Written problem
The entries below need to be written out exactly, with no pictures included.

Records for this task
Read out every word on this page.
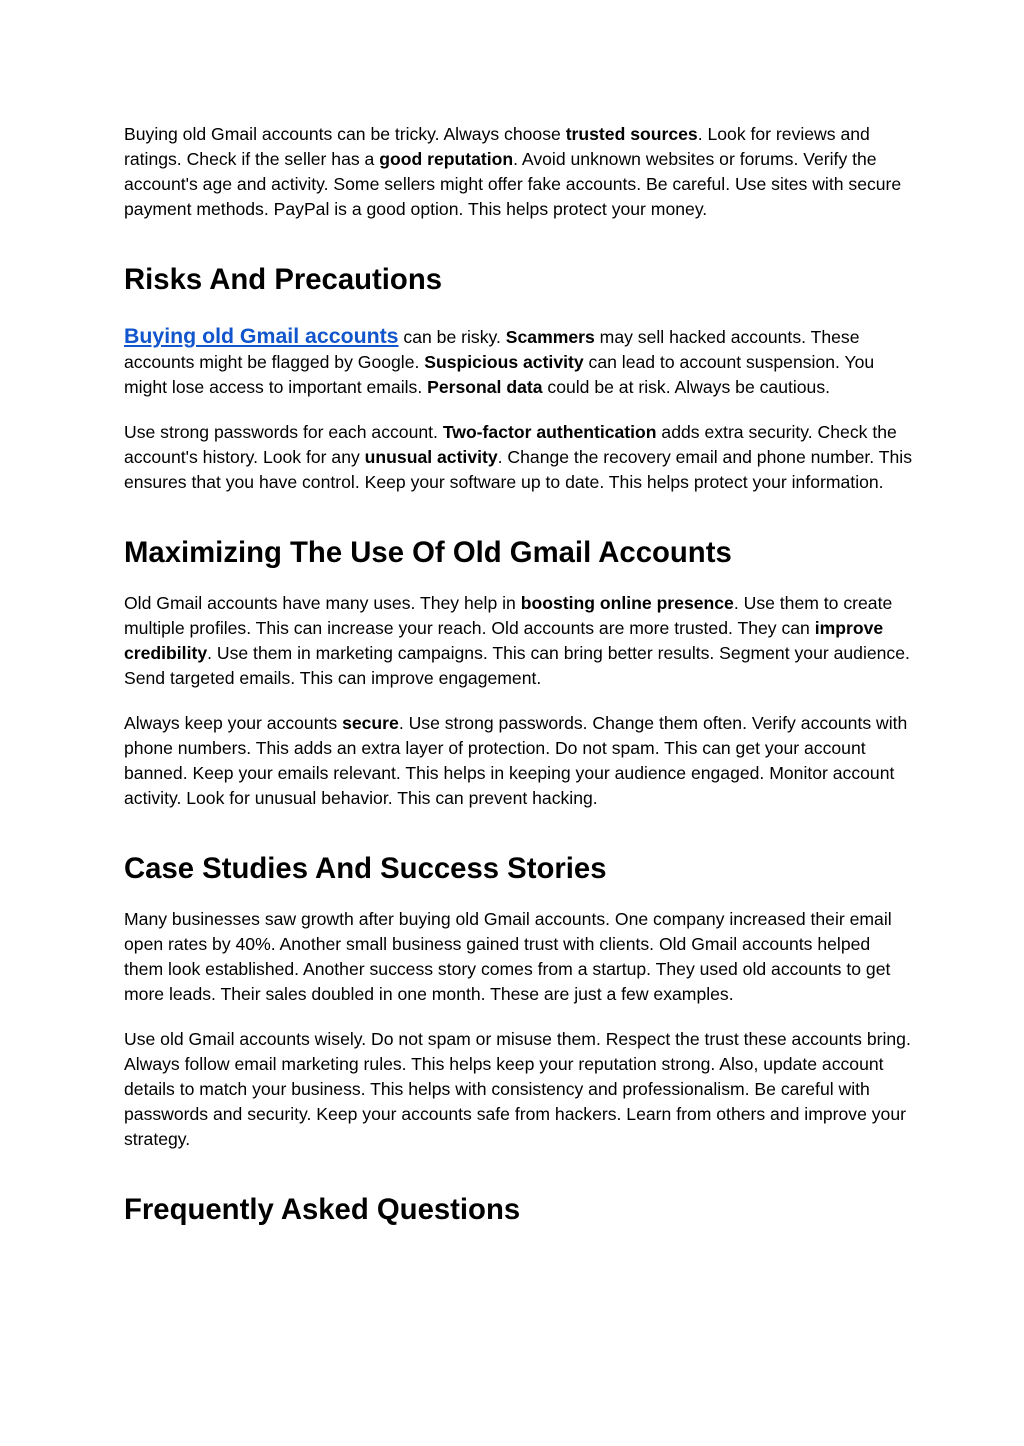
Buying old Gmail accounts can be tricky. Always choose trusted sources. Look for reviews and ratings. Check if the seller has a good reputation. Avoid unknown websites or forums. Verify the account's age and activity. Some sellers might offer fake accounts. Be careful. Use sites with secure payment methods. PayPal is a good option. This helps protect your money.

Risks And Precautions

Buying old Gmail accounts can be risky. Scammers may sell hacked accounts. These accounts might be flagged by Google. Suspicious activity can lead to account suspension. You might lose access to important emails. Personal data could be at risk. Always be cautious.

Use strong passwords for each account. Two-factor authentication adds extra security. Check the account's history. Look for any unusual activity. Change the recovery email and phone number. This ensures that you have control. Keep your software up to date. This helps protect your information.

Maximizing The Use Of Old Gmail Accounts

Old Gmail accounts have many uses. They help in boosting online presence. Use them to create multiple profiles. This can increase your reach. Old accounts are more trusted. They can improve credibility. Use them in marketing campaigns. This can bring better results. Segment your audience. Send targeted emails. This can improve engagement.

Always keep your accounts secure. Use strong passwords. Change them often. Verify accounts with phone numbers. This adds an extra layer of protection. Do not spam. This can get your account banned. Keep your emails relevant. This helps in keeping your audience engaged. Monitor account activity. Look for unusual behavior. This can prevent hacking.

Case Studies And Success Stories

Many businesses saw growth after buying old Gmail accounts. One company increased their email open rates by 40%. Another small business gained trust with clients. Old Gmail accounts helped them look established. Another success story comes from a startup. They used old accounts to get more leads. Their sales doubled in one month. These are just a few examples.

Use old Gmail accounts wisely. Do not spam or misuse them. Respect the trust these accounts bring. Always follow email marketing rules. This helps keep your reputation strong. Also, update account details to match your business. This helps with consistency and professionalism. Be careful with passwords and security. Keep your accounts safe from hackers. Learn from others and improve your strategy.

Frequently Asked Questions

Expected output
Read out every word on this page.
Buying old Gmail accounts can be tricky. Always choose trusted sources. Look for reviews and ratings. Check if the seller has a good reputation. Avoid unknown websites or forums. Verify the account's age and activity. Some sellers might offer fake accounts. Be careful. Use sites with secure payment methods. PayPal is a good option. This helps protect your money.

Risks And Precautions

Buying old Gmail accounts can be risky. Scammers may sell hacked accounts. These accounts might be flagged by Google. Suspicious activity can lead to account suspension. You might lose access to important emails. Personal data could be at risk. Always be cautious.

Use strong passwords for each account. Two-factor authentication adds extra security. Check the account's history. Look for any unusual activity. Change the recovery email and phone number. This ensures that you have control. Keep your software up to date. This helps protect your information.

Maximizing The Use Of Old Gmail Accounts

Old Gmail accounts have many uses. They help in boosting online presence. Use them to create multiple profiles. This can increase your reach. Old accounts are more trusted. They can improve credibility. Use them in marketing campaigns. This can bring better results. Segment your audience. Send targeted emails. This can improve engagement.

Always keep your accounts secure. Use strong passwords. Change them often. Verify accounts with phone numbers. This adds an extra layer of protection. Do not spam. This can get your account banned. Keep your emails relevant. This helps in keeping your audience engaged. Monitor account activity. Look for unusual behavior. This can prevent hacking.

Case Studies And Success Stories

Many businesses saw growth after buying old Gmail accounts. One company increased their email open rates by 40%. Another small business gained trust with clients. Old Gmail accounts helped them look established. Another success story comes from a startup. They used old accounts to get more leads. Their sales doubled in one month. These are just a few examples.

Use old Gmail accounts wisely. Do not spam or misuse them. Respect the trust these accounts bring. Always follow email marketing rules. This helps keep your reputation strong. Also, update account details to match your business. This helps with consistency and professionalism. Be careful with passwords and security. Keep your accounts safe from hackers. Learn from others and improve your strategy.

Frequently Asked Questions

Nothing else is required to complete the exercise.